#### [What you should do]
Exactly reproduce all the records, keeping pictures out of the copy.

(Saved data entries)
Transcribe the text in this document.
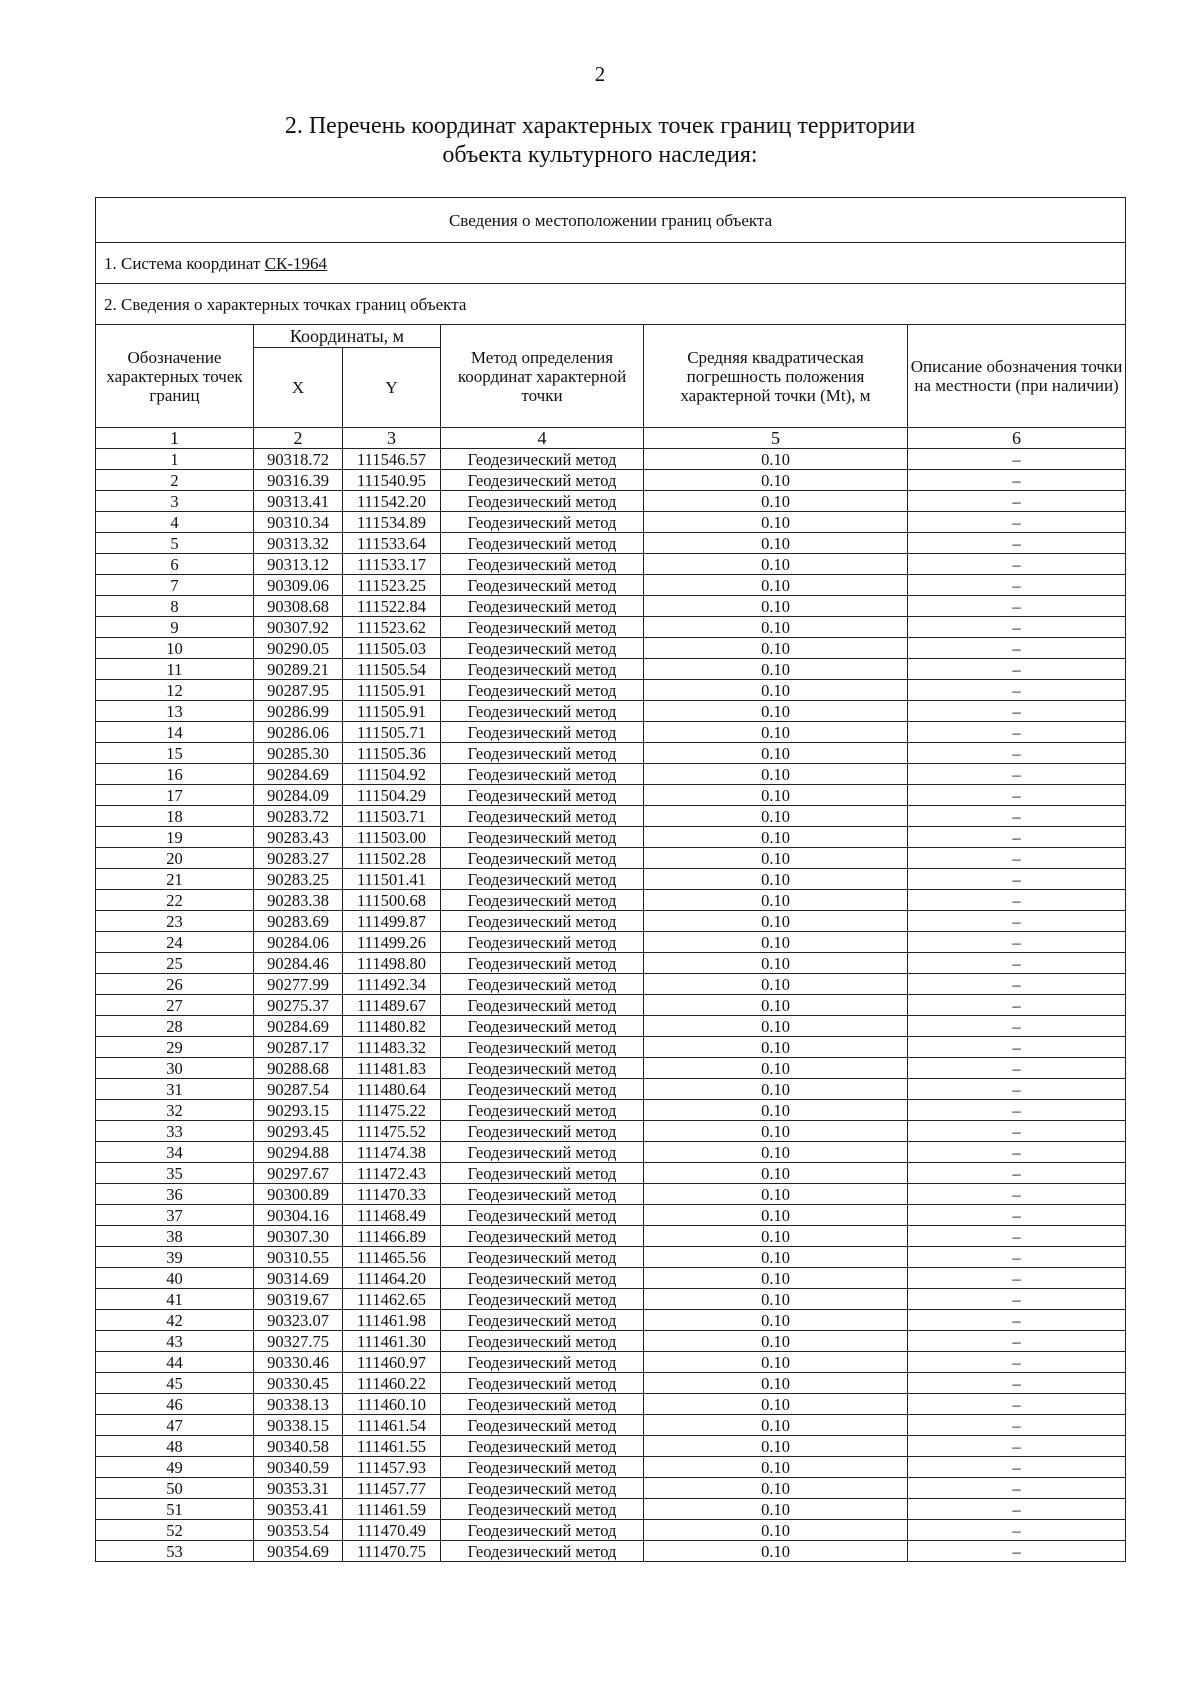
2
2. Перечень координат характерных точек границ территории
объекта культурного наследия:
Сведения о местоположении границ объекта					
1. Система координат СК-1964					
2. Сведения о характерных точках границ объекта					
Обозначение характерных точек границ	Координаты, м		Метод определения координат характерной точки	Средняя квадратическая погрешность положения характерной точки (Mt), м	Описание обозначения точки на местности (при наличии)
	X	Y			
1	2	3	4	5	6
1	90318.72	111546.57	Геодезический метод	0.10	–
2	90316.39	111540.95	Геодезический метод	0.10	–
3	90313.41	111542.20	Геодезический метод	0.10	–
4	90310.34	111534.89	Геодезический метод	0.10	–
5	90313.32	111533.64	Геодезический метод	0.10	–
6	90313.12	111533.17	Геодезический метод	0.10	–
7	90309.06	111523.25	Геодезический метод	0.10	–
8	90308.68	111522.84	Геодезический метод	0.10	–
9	90307.92	111523.62	Геодезический метод	0.10	–
10	90290.05	111505.03	Геодезический метод	0.10	–
11	90289.21	111505.54	Геодезический метод	0.10	–
12	90287.95	111505.91	Геодезический метод	0.10	–
13	90286.99	111505.91	Геодезический метод	0.10	–
14	90286.06	111505.71	Геодезический метод	0.10	–
15	90285.30	111505.36	Геодезический метод	0.10	–
16	90284.69	111504.92	Геодезический метод	0.10	–
17	90284.09	111504.29	Геодезический метод	0.10	–
18	90283.72	111503.71	Геодезический метод	0.10	–
19	90283.43	111503.00	Геодезический метод	0.10	–
20	90283.27	111502.28	Геодезический метод	0.10	–
21	90283.25	111501.41	Геодезический метод	0.10	–
22	90283.38	111500.68	Геодезический метод	0.10	–
23	90283.69	111499.87	Геодезический метод	0.10	–
24	90284.06	111499.26	Геодезический метод	0.10	–
25	90284.46	111498.80	Геодезический метод	0.10	–
26	90277.99	111492.34	Геодезический метод	0.10	–
27	90275.37	111489.67	Геодезический метод	0.10	–
28	90284.69	111480.82	Геодезический метод	0.10	–
29	90287.17	111483.32	Геодезический метод	0.10	–
30	90288.68	111481.83	Геодезический метод	0.10	–
31	90287.54	111480.64	Геодезический метод	0.10	–
32	90293.15	111475.22	Геодезический метод	0.10	–
33	90293.45	111475.52	Геодезический метод	0.10	–
34	90294.88	111474.38	Геодезический метод	0.10	–
35	90297.67	111472.43	Геодезический метод	0.10	–
36	90300.89	111470.33	Геодезический метод	0.10	–
37	90304.16	111468.49	Геодезический метод	0.10	–
38	90307.30	111466.89	Геодезический метод	0.10	–
39	90310.55	111465.56	Геодезический метод	0.10	–
40	90314.69	111464.20	Геодезический метод	0.10	–
41	90319.67	111462.65	Геодезический метод	0.10	–
42	90323.07	111461.98	Геодезический метод	0.10	–
43	90327.75	111461.30	Геодезический метод	0.10	–
44	90330.46	111460.97	Геодезический метод	0.10	–
45	90330.45	111460.22	Геодезический метод	0.10	–
46	90338.13	111460.10	Геодезический метод	0.10	–
47	90338.15	111461.54	Геодезический метод	0.10	–
48	90340.58	111461.55	Геодезический метод	0.10	–
49	90340.59	111457.93	Геодезический метод	0.10	–
50	90353.31	111457.77	Геодезический метод	0.10	–
51	90353.41	111461.59	Геодезический метод	0.10	–
52	90353.54	111470.49	Геодезический метод	0.10	–
53	90354.69	111470.75	Геодезический метод	0.10	–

#### [Written response]
Transcribe the text in this document.
2
2. Перечень координат характерных точек границ территории
объекта культурного наследия:
Сведения о местоположении границ объекта					
1. Система координат СК-1964					
2. Сведения о характерных точках границ объекта					
Обозначение характерных точек границ	Координаты, м		Метод определения координат характерной точки	Средняя квадратическая погрешность положения характерной точки (Mt), м	Описание обозначения точки на местности (при наличии)
	X	Y			
1	2	3	4	5	6
1	90318.72	111546.57	Геодезический метод	0.10	–
2	90316.39	111540.95	Геодезический метод	0.10	–
3	90313.41	111542.20	Геодезический метод	0.10	–
4	90310.34	111534.89	Геодезический метод	0.10	–
5	90313.32	111533.64	Геодезический метод	0.10	–
6	90313.12	111533.17	Геодезический метод	0.10	–
7	90309.06	111523.25	Геодезический метод	0.10	–
8	90308.68	111522.84	Геодезический метод	0.10	–
9	90307.92	111523.62	Геодезический метод	0.10	–
10	90290.05	111505.03	Геодезический метод	0.10	–
11	90289.21	111505.54	Геодезический метод	0.10	–
12	90287.95	111505.91	Геодезический метод	0.10	–
13	90286.99	111505.91	Геодезический метод	0.10	–
14	90286.06	111505.71	Геодезический метод	0.10	–
15	90285.30	111505.36	Геодезический метод	0.10	–
16	90284.69	111504.92	Геодезический метод	0.10	–
17	90284.09	111504.29	Геодезический метод	0.10	–
18	90283.72	111503.71	Геодезический метод	0.10	–
19	90283.43	111503.00	Геодезический метод	0.10	–
20	90283.27	111502.28	Геодезический метод	0.10	–
21	90283.25	111501.41	Геодезический метод	0.10	–
22	90283.38	111500.68	Геодезический метод	0.10	–
23	90283.69	111499.87	Геодезический метод	0.10	–
24	90284.06	111499.26	Геодезический метод	0.10	–
25	90284.46	111498.80	Геодезический метод	0.10	–
26	90277.99	111492.34	Геодезический метод	0.10	–
27	90275.37	111489.67	Геодезический метод	0.10	–
28	90284.69	111480.82	Геодезический метод	0.10	–
29	90287.17	111483.32	Геодезический метод	0.10	–
30	90288.68	111481.83	Геодезический метод	0.10	–
31	90287.54	111480.64	Геодезический метод	0.10	–
32	90293.15	111475.22	Геодезический метод	0.10	–
33	90293.45	111475.52	Геодезический метод	0.10	–
34	90294.88	111474.38	Геодезический метод	0.10	–
35	90297.67	111472.43	Геодезический метод	0.10	–
36	90300.89	111470.33	Геодезический метод	0.10	–
37	90304.16	111468.49	Геодезический метод	0.10	–
38	90307.30	111466.89	Геодезический метод	0.10	–
39	90310.55	111465.56	Геодезический метод	0.10	–
40	90314.69	111464.20	Геодезический метод	0.10	–
41	90319.67	111462.65	Геодезический метод	0.10	–
42	90323.07	111461.98	Геодезический метод	0.10	–
43	90327.75	111461.30	Геодезический метод	0.10	–
44	90330.46	111460.97	Геодезический метод	0.10	–
45	90330.45	111460.22	Геодезический метод	0.10	–
46	90338.13	111460.10	Геодезический метод	0.10	–
47	90338.15	111461.54	Геодезический метод	0.10	–
48	90340.58	111461.55	Геодезический метод	0.10	–
49	90340.59	111457.93	Геодезический метод	0.10	–
50	90353.31	111457.77	Геодезический метод	0.10	–
51	90353.41	111461.59	Геодезический метод	0.10	–
52	90353.54	111470.49	Геодезический метод	0.10	–
53	90354.69	111470.75	Геодезический метод	0.10	–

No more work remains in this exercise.